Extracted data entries

:::::

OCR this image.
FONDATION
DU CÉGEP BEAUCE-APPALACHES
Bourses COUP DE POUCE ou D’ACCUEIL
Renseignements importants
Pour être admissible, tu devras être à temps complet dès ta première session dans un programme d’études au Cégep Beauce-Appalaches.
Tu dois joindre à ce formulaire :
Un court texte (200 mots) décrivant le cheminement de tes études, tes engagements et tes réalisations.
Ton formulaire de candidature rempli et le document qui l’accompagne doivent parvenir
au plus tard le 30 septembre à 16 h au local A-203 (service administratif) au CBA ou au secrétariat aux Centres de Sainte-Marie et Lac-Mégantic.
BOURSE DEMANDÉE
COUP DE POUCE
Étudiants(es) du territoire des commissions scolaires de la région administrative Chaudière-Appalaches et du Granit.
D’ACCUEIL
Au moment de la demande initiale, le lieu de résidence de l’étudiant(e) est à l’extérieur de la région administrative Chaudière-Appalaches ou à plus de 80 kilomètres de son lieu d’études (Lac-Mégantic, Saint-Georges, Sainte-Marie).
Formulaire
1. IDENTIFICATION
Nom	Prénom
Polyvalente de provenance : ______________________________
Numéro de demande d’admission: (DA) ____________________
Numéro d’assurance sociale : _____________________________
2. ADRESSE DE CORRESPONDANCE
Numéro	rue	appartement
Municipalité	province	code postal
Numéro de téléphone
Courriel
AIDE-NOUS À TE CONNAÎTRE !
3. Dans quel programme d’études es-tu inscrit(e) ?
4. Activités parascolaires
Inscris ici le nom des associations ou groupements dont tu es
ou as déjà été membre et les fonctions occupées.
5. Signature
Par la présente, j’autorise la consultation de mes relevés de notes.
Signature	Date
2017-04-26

:::::

Exercise aim:
Check each line of the data above for the string "COUP", then report how many lines have it, with no other words.

Full solution:
2